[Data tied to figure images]
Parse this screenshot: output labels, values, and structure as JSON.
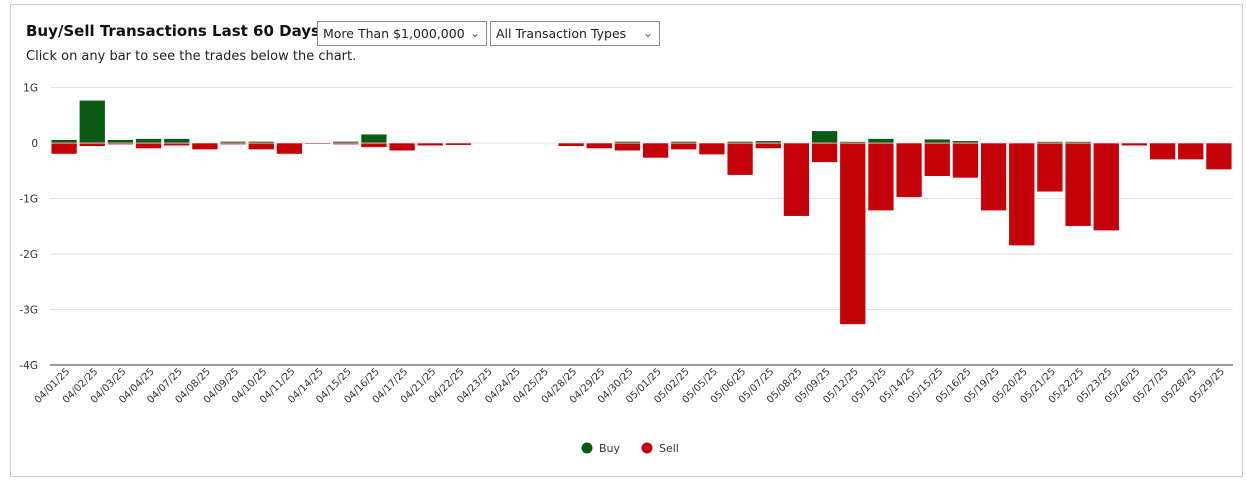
{
  "header": {
    "title": "Buy/Sell Transactions Last 60 Days",
    "subtitle": "Click on any bar to see the trades below the chart."
  },
  "filters": {
    "amount": "More Than $1,000,000",
    "type": "All Transaction Types"
  },
  "colors": {
    "buy": "#0b5a14",
    "sell": "#c40008",
    "grid": "#e2e2e2",
    "axis": "#333333"
  },
  "chart_data": {
    "type": "bar",
    "title": "Buy/Sell Transactions Last 60 Days",
    "xlabel": "",
    "ylabel": "",
    "ylim": [
      -4,
      1.05
    ],
    "y_ticks": [
      {
        "value": 1,
        "label": "1G"
      },
      {
        "value": 0,
        "label": "0"
      },
      {
        "value": -1,
        "label": "-1G"
      },
      {
        "value": -2,
        "label": "-2G"
      },
      {
        "value": -3,
        "label": "-3G"
      },
      {
        "value": -4,
        "label": "-4G"
      }
    ],
    "categories": [
      "04/01/25",
      "04/02/25",
      "04/03/25",
      "04/04/25",
      "04/07/25",
      "04/08/25",
      "04/09/25",
      "04/10/25",
      "04/11/25",
      "04/14/25",
      "04/15/25",
      "04/16/25",
      "04/17/25",
      "04/21/25",
      "04/22/25",
      "04/23/25",
      "04/24/25",
      "04/25/25",
      "04/28/25",
      "04/29/25",
      "04/30/25",
      "05/01/25",
      "05/02/25",
      "05/05/25",
      "05/06/25",
      "05/07/25",
      "05/08/25",
      "05/09/25",
      "05/12/25",
      "05/13/25",
      "05/14/25",
      "05/15/25",
      "05/16/25",
      "05/19/25",
      "05/20/25",
      "05/21/25",
      "05/22/25",
      "05/23/25",
      "05/26/25",
      "05/27/25",
      "05/28/25",
      "05/29/25"
    ],
    "series": [
      {
        "name": "Buy",
        "values": [
          0.06,
          0.77,
          0.06,
          0.08,
          0.08,
          0.0,
          0.03,
          0.03,
          0.0,
          0.0,
          0.03,
          0.16,
          0.0,
          0.0,
          0.0,
          0.0,
          0.0,
          0.0,
          0.0,
          0.0,
          0.03,
          0.0,
          0.03,
          0.0,
          0.03,
          0.04,
          0.0,
          0.22,
          0.02,
          0.08,
          0.0,
          0.07,
          0.04,
          0.0,
          0.0,
          0.02,
          0.02,
          0.0,
          0.0,
          0.0,
          0.0,
          0.0
        ]
      },
      {
        "name": "Sell",
        "values": [
          -0.2,
          -0.06,
          -0.03,
          -0.1,
          -0.05,
          -0.12,
          -0.03,
          -0.12,
          -0.2,
          -0.02,
          -0.03,
          -0.08,
          -0.14,
          -0.05,
          -0.04,
          0.0,
          0.0,
          0.0,
          -0.06,
          -0.1,
          -0.14,
          -0.27,
          -0.12,
          -0.21,
          -0.58,
          -0.1,
          -1.32,
          -0.35,
          -3.27,
          -1.22,
          -0.98,
          -0.6,
          -0.63,
          -1.22,
          -1.85,
          -0.88,
          -1.5,
          -1.58,
          -0.05,
          -0.3,
          -0.3,
          -0.48
        ]
      }
    ],
    "legend": [
      {
        "name": "Buy"
      },
      {
        "name": "Sell"
      }
    ],
    "legend_position": "bottom-center"
  }
}
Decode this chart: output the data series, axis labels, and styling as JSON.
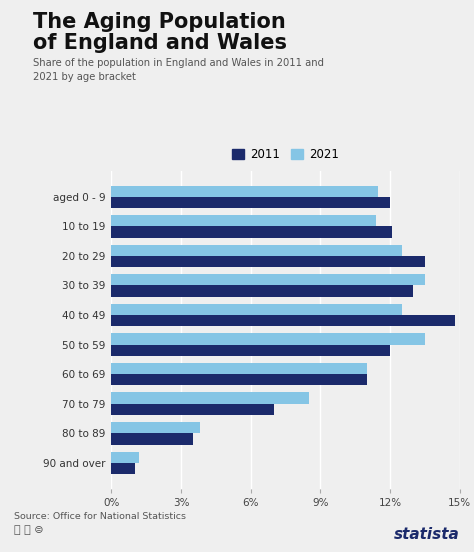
{
  "title_line1": "The Aging Population",
  "title_line2": "of England and Wales",
  "subtitle": "Share of the population in England and Wales in 2011 and\n2021 by age bracket",
  "source": "Source: Office for National Statistics",
  "categories": [
    "aged 0 - 9",
    "10 to 19",
    "20 to 29",
    "30 to 39",
    "40 to 49",
    "50 to 59",
    "60 to 69",
    "70 to 79",
    "80 to 89",
    "90 and over"
  ],
  "values_2011": [
    12.0,
    12.1,
    13.5,
    13.0,
    14.8,
    12.0,
    11.0,
    7.0,
    3.5,
    1.0
  ],
  "values_2021": [
    11.5,
    11.4,
    12.5,
    13.5,
    12.5,
    13.5,
    11.0,
    8.5,
    3.8,
    1.2
  ],
  "color_2011": "#1b2a6b",
  "color_2021": "#85c5e5",
  "bg_color": "#efefef",
  "title_bar_color": "#1b2a6b",
  "xlim": [
    0,
    15
  ],
  "xticks": [
    0,
    3,
    6,
    9,
    12,
    15
  ],
  "xtick_labels": [
    "0%",
    "3%",
    "6%",
    "9%",
    "12%",
    "15%"
  ]
}
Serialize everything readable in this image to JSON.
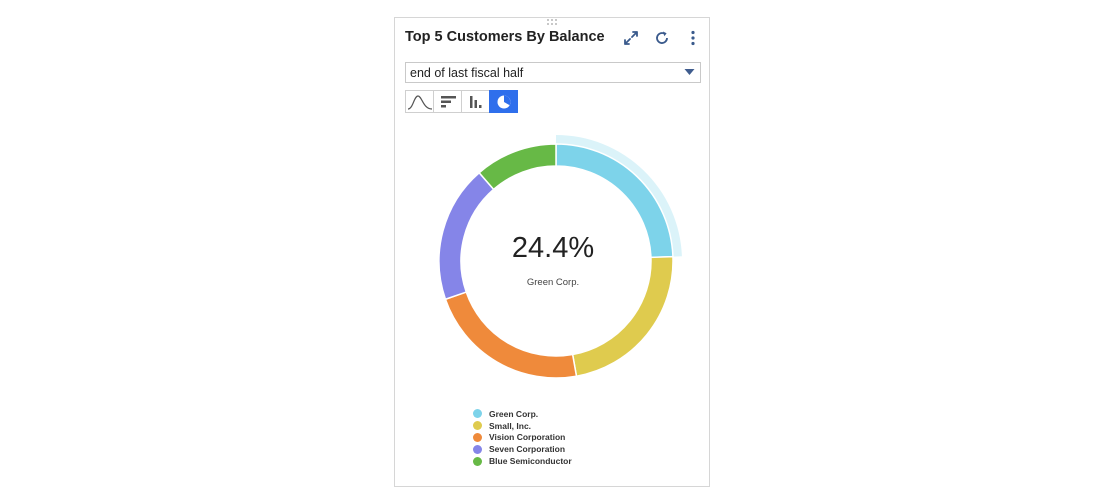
{
  "widget": {
    "title": "Top 5 Customers By Balance",
    "period_select": {
      "value": "end of last fiscal half"
    },
    "header_icons": [
      "expand-icon",
      "refresh-icon",
      "more-vert-icon"
    ],
    "chart_types": [
      {
        "icon": "line-chart-icon",
        "active": false
      },
      {
        "icon": "horizontal-bar-icon",
        "active": false
      },
      {
        "icon": "column-chart-icon",
        "active": false
      },
      {
        "icon": "donut-chart-icon",
        "active": true
      }
    ],
    "accent_color": "#2f6fec"
  },
  "chart_data": {
    "type": "pie",
    "donut": true,
    "categories": [
      "Green Corp.",
      "Small, Inc.",
      "Vision Corporation",
      "Seven Corporation",
      "Blue Semiconductor"
    ],
    "values": [
      24.4,
      22.8,
      22.5,
      18.9,
      11.4
    ],
    "colors": [
      "#7dd3ea",
      "#dfcb4e",
      "#ef8a3b",
      "#8585e8",
      "#67b946"
    ],
    "highlight": {
      "index": 0,
      "value_label": "24.4%",
      "name": "Green Corp."
    },
    "legend": {
      "placement": "bottom"
    }
  }
}
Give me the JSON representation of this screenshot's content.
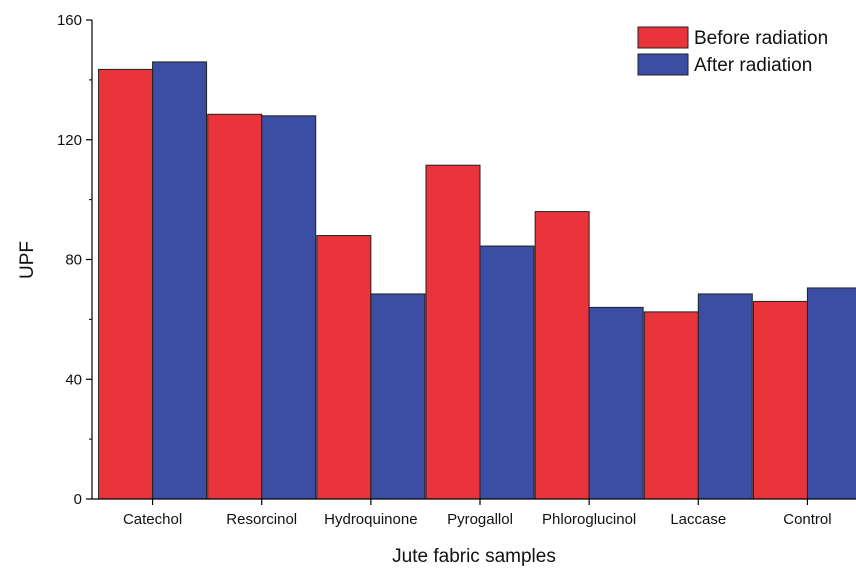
{
  "chart_data": {
    "type": "bar",
    "categories": [
      "Catechol",
      "Resorcinol",
      "Hydroquinone",
      "Pyrogallol",
      "Phloroglucinol",
      "Laccase",
      "Control"
    ],
    "series": [
      {
        "name": "Before radiation",
        "color": "#e8343a",
        "values": [
          143.5,
          128.5,
          88,
          111.5,
          96,
          62.5,
          66
        ]
      },
      {
        "name": "After radiation",
        "color": "#3b4ea3",
        "values": [
          146,
          128,
          68.5,
          84.5,
          64,
          68.5,
          70.5
        ]
      }
    ],
    "xlabel": "Jute fabric samples",
    "ylabel": "UPF",
    "ylim": [
      0,
      160
    ],
    "yticks": [
      "0",
      "40",
      "80",
      "120",
      "160"
    ],
    "legend_position": "top-right",
    "grid": false
  }
}
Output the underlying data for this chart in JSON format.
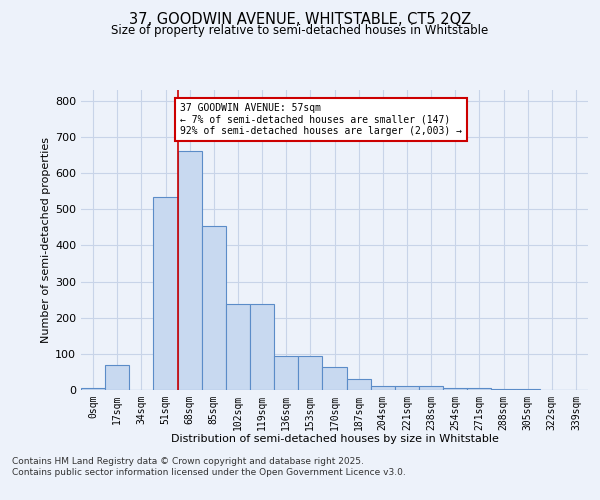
{
  "title_line1": "37, GOODWIN AVENUE, WHITSTABLE, CT5 2QZ",
  "title_line2": "Size of property relative to semi-detached houses in Whitstable",
  "xlabel": "Distribution of semi-detached houses by size in Whitstable",
  "ylabel": "Number of semi-detached properties",
  "categories": [
    "0sqm",
    "17sqm",
    "34sqm",
    "51sqm",
    "68sqm",
    "85sqm",
    "102sqm",
    "119sqm",
    "136sqm",
    "153sqm",
    "170sqm",
    "187sqm",
    "204sqm",
    "221sqm",
    "238sqm",
    "254sqm",
    "271sqm",
    "288sqm",
    "305sqm",
    "322sqm",
    "339sqm"
  ],
  "values": [
    5,
    70,
    0,
    535,
    660,
    455,
    237,
    237,
    95,
    95,
    65,
    30,
    10,
    10,
    10,
    5,
    5,
    3,
    2,
    0,
    0
  ],
  "bar_color": "#c8d9f0",
  "bar_edge_color": "#5b8cc8",
  "grid_color": "#c8d4e8",
  "background_color": "#edf2fa",
  "vline_x": 3.5,
  "vline_color": "#cc0000",
  "annotation_text": "37 GOODWIN AVENUE: 57sqm\n← 7% of semi-detached houses are smaller (147)\n92% of semi-detached houses are larger (2,003) →",
  "annotation_box_facecolor": "#ffffff",
  "annotation_box_edgecolor": "#cc0000",
  "footer_text": "Contains HM Land Registry data © Crown copyright and database right 2025.\nContains public sector information licensed under the Open Government Licence v3.0.",
  "ylim": [
    0,
    830
  ],
  "yticks": [
    0,
    100,
    200,
    300,
    400,
    500,
    600,
    700,
    800
  ]
}
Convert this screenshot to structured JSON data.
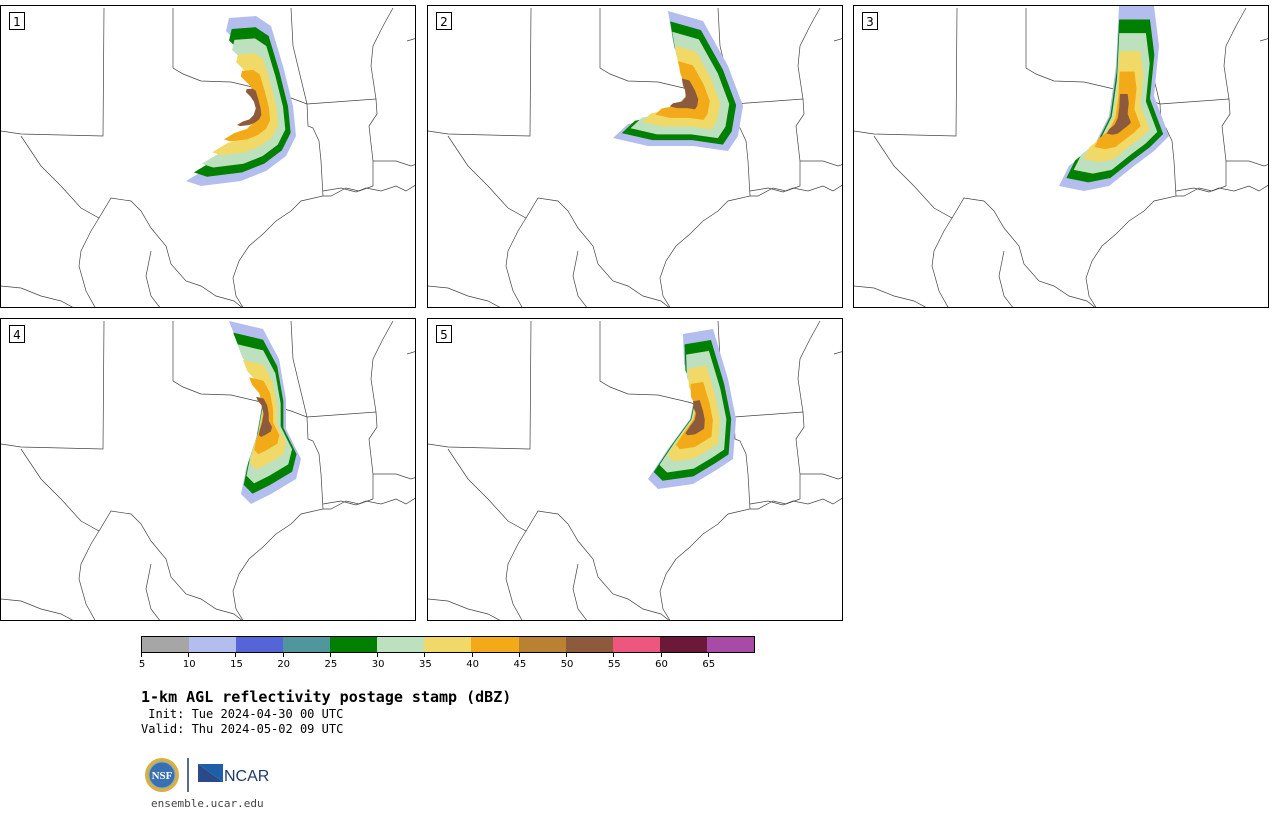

• _AIM OF THE TASK_
What is the number of lines that hold the string "radiation"? Give it alone.

• _FULL SOLUTION_
2